§ Data shown:
::::::
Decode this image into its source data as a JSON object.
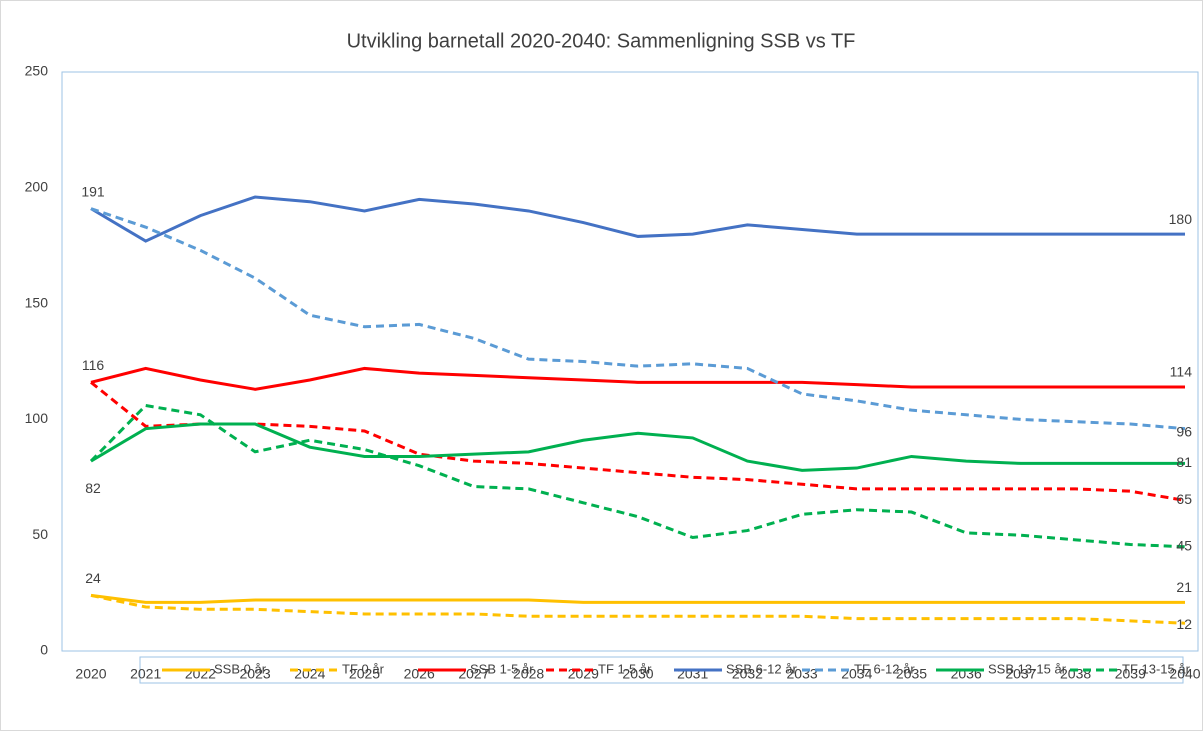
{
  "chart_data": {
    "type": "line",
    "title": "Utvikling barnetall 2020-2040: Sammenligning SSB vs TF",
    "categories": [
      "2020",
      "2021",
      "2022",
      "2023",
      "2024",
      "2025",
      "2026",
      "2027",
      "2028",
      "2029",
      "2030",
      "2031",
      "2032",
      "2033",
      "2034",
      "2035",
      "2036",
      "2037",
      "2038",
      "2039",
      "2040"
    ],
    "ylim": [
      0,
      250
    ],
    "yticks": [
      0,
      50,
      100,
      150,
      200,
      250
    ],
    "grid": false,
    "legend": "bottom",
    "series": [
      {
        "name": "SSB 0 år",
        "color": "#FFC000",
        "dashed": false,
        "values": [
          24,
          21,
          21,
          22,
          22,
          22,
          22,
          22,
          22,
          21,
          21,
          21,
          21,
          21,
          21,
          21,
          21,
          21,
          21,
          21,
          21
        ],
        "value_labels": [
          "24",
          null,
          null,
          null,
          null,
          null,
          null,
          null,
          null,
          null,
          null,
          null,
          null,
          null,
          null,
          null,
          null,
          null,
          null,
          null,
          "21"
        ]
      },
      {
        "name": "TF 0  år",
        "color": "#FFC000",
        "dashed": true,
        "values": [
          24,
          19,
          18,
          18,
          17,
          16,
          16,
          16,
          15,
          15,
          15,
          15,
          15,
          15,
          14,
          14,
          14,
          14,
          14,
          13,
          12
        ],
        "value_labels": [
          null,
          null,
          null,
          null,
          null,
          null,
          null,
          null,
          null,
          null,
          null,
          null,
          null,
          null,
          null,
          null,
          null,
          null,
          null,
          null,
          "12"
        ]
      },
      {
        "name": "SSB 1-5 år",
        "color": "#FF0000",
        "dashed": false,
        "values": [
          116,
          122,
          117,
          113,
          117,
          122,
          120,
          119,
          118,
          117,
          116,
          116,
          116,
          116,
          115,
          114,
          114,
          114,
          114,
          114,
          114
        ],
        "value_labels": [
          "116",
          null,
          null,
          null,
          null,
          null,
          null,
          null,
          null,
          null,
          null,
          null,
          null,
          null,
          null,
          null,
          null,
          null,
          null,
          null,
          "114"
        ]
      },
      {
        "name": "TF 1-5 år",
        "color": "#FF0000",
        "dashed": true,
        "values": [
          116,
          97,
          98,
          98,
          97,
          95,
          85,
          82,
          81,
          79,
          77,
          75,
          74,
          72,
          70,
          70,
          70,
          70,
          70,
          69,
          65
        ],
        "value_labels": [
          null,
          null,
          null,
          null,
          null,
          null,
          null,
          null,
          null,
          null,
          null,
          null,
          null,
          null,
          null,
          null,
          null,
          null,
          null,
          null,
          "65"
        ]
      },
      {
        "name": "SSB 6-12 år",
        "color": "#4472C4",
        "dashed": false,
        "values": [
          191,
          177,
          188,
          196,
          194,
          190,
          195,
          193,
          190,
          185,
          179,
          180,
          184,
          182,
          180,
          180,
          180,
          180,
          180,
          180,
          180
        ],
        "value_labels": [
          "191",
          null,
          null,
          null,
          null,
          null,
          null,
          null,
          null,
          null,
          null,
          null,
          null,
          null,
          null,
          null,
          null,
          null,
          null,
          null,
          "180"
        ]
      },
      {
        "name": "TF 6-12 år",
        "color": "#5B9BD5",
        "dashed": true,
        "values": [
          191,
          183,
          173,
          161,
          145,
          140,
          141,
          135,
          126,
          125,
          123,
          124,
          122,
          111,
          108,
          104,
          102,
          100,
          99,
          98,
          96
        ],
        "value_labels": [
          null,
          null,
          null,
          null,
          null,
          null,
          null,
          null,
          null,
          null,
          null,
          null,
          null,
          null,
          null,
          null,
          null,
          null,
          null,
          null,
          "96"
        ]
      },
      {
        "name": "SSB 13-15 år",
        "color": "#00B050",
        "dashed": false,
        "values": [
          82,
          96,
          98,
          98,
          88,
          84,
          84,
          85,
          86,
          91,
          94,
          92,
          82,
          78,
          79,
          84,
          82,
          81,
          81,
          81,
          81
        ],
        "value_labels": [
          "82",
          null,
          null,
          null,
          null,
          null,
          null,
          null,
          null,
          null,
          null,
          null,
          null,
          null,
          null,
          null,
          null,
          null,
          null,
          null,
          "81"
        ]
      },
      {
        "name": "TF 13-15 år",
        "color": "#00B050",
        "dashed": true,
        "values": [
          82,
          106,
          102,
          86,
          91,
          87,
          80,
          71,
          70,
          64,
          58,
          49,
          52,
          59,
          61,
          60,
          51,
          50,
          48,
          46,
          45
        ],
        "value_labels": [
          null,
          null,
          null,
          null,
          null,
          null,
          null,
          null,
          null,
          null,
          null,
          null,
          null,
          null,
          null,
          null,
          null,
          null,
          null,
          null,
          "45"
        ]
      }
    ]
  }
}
::::::
Select every line of the records holding the string "name".

§ The solution:
        "name": "SSB 0 år",
        "name": "TF 0  år",
        "name": "SSB 1-5 år",
        "name": "TF 1-5 år",
        "name": "SSB 6-12 år",
        "name": "TF 6-12 år",
        "name": "SSB 13-15 år",
        "name": "TF 13-15 år",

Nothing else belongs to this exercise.